## Input material
####

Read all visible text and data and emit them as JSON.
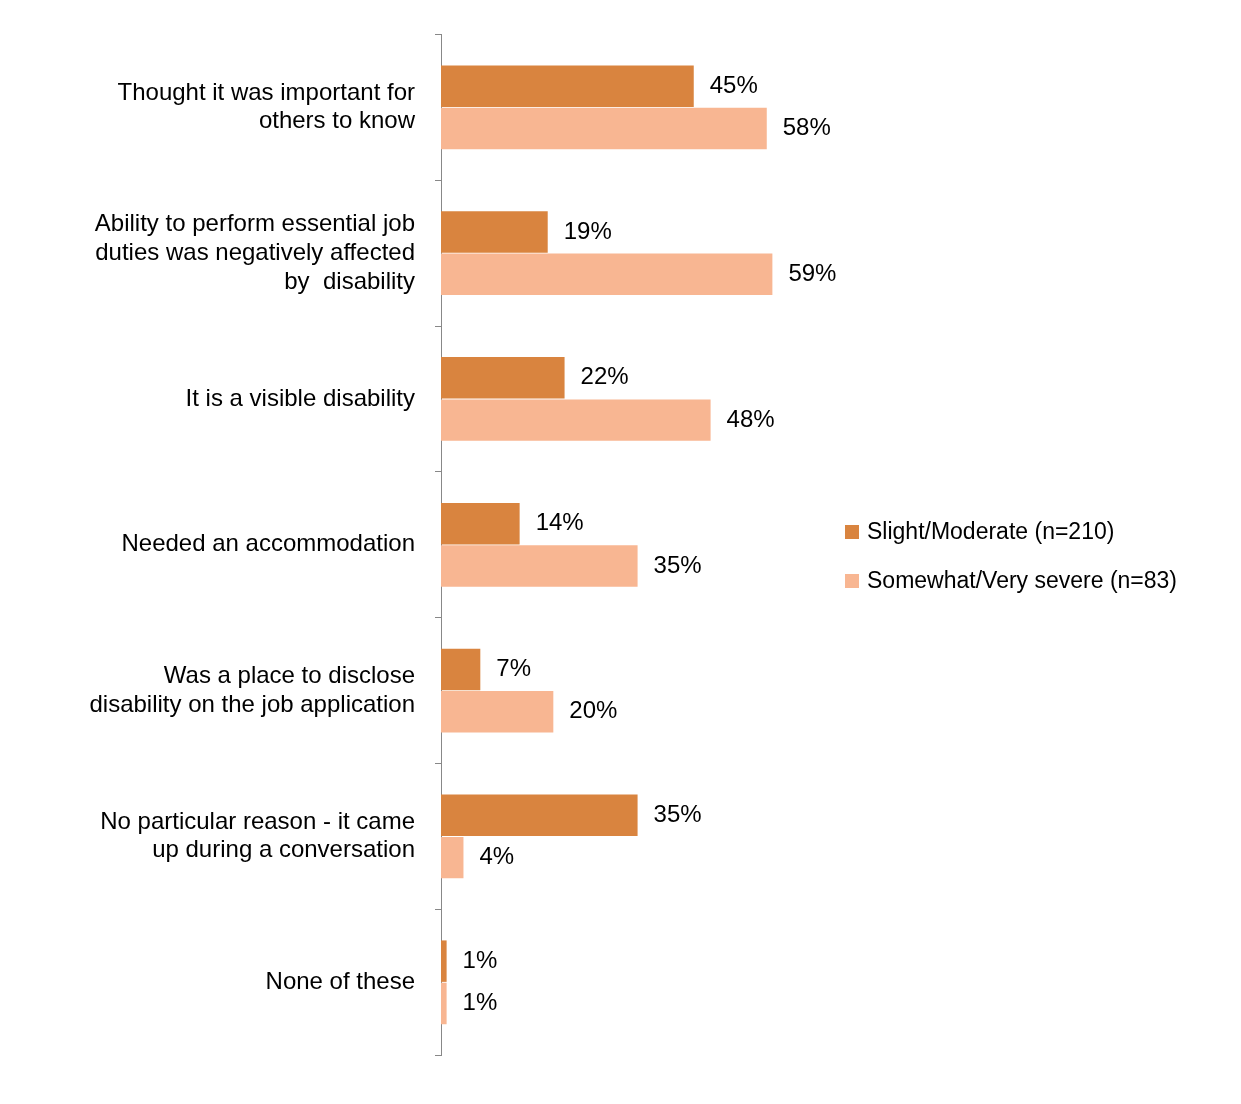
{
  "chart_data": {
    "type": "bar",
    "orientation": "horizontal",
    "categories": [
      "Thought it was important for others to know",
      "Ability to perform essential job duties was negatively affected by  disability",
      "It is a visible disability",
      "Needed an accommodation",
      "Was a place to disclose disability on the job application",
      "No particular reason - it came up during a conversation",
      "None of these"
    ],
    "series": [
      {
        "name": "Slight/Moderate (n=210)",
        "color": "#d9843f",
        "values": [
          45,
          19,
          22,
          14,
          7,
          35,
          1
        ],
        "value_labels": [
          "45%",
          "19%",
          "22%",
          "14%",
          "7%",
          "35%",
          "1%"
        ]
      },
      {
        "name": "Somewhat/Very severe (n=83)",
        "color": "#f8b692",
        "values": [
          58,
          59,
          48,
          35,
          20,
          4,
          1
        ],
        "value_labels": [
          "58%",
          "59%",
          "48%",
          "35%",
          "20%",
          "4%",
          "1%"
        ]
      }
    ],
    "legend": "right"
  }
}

####

## What this task involves
Exclude the images and reproduce the remaining data exactly.

## Task solution
Read all visible text and data and emit them as JSON.
{
  "chart_data": {
    "type": "bar",
    "orientation": "horizontal",
    "categories": [
      "Thought it was important for others to know",
      "Ability to perform essential job duties was negatively affected by  disability",
      "It is a visible disability",
      "Needed an accommodation",
      "Was a place to disclose disability on the job application",
      "No particular reason - it came up during a conversation",
      "None of these"
    ],
    "series": [
      {
        "name": "Slight/Moderate (n=210)",
        "color": "#d9843f",
        "values": [
          45,
          19,
          22,
          14,
          7,
          35,
          1
        ],
        "value_labels": [
          "45%",
          "19%",
          "22%",
          "14%",
          "7%",
          "35%",
          "1%"
        ]
      },
      {
        "name": "Somewhat/Very severe (n=83)",
        "color": "#f8b692",
        "values": [
          58,
          59,
          48,
          35,
          20,
          4,
          1
        ],
        "value_labels": [
          "58%",
          "59%",
          "48%",
          "35%",
          "20%",
          "4%",
          "1%"
        ]
      }
    ],
    "legend": "right"
  }
}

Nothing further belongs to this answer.